Exercise brief:
How many lines of the records below contain the word "title"? Answer with the number alone.

═══ Exercise materials

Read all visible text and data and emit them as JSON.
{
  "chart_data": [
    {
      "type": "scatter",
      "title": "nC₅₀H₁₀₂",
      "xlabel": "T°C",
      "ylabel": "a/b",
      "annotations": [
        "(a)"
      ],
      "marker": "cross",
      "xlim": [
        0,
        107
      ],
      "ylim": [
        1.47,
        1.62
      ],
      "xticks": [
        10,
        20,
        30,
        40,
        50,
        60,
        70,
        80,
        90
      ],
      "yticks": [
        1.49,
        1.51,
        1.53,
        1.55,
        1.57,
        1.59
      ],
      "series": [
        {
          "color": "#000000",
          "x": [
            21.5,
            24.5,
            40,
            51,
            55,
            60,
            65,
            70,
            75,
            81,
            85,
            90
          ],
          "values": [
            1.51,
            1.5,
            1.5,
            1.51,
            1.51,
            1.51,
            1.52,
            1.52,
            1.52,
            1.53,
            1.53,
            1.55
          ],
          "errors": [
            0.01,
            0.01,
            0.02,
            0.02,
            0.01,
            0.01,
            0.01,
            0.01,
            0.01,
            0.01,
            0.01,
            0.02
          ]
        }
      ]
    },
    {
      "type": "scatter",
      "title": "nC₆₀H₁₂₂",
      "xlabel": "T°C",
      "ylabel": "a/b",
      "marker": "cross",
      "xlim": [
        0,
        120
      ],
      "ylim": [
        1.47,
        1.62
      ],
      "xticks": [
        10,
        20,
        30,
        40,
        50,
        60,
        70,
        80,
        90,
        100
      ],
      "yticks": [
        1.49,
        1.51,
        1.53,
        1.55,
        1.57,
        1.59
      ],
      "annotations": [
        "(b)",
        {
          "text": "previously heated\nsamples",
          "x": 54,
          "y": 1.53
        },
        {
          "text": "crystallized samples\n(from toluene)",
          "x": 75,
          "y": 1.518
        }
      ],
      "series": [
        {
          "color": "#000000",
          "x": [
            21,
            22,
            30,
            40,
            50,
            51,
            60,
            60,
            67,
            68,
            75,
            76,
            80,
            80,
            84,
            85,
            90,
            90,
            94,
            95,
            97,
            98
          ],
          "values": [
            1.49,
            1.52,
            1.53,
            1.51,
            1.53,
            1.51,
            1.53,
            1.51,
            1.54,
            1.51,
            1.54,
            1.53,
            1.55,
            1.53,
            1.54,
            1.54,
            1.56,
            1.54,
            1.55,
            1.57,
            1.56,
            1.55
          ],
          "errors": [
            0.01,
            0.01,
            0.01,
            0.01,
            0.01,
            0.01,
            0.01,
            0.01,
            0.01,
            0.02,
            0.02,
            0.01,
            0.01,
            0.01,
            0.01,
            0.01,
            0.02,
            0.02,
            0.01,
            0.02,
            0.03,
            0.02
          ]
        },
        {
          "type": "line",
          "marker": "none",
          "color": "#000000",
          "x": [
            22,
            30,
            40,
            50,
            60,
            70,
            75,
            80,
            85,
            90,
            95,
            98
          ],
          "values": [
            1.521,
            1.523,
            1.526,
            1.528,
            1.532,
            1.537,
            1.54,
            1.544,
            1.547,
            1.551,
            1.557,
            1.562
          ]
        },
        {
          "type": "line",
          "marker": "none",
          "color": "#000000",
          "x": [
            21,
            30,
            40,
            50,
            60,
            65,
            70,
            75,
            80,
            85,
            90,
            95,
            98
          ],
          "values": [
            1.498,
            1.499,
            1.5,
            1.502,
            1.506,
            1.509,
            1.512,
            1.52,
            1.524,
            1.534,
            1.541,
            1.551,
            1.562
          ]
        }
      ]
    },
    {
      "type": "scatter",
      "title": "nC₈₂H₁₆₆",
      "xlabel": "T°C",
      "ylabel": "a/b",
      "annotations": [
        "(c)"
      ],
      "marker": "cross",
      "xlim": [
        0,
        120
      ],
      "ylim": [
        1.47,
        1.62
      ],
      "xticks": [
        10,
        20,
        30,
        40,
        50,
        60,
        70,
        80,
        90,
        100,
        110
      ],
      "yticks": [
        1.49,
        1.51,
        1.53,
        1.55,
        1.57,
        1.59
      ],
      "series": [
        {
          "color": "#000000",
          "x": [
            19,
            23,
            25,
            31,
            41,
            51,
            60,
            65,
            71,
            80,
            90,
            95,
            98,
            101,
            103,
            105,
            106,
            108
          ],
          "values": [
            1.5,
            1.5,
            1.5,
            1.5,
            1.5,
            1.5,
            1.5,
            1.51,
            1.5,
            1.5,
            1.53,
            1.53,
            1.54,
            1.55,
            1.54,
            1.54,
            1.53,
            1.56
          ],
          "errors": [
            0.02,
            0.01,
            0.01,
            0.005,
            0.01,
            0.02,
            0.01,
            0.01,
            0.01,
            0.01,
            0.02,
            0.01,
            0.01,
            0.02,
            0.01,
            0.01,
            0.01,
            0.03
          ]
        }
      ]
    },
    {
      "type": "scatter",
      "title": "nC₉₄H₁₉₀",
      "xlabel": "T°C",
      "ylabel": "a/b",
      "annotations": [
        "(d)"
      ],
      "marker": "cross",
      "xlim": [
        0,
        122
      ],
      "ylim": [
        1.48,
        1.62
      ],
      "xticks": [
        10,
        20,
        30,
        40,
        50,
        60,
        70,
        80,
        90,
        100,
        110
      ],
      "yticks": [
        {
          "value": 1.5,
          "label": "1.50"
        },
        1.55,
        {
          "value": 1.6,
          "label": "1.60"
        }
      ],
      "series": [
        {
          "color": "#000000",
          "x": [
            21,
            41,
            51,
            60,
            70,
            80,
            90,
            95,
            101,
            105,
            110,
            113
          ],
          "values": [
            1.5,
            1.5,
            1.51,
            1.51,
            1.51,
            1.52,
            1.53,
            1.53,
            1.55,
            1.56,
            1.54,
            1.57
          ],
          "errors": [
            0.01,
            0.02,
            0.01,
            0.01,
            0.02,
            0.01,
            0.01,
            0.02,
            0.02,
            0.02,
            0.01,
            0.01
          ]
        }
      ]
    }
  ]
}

══════

Solution to this task:
4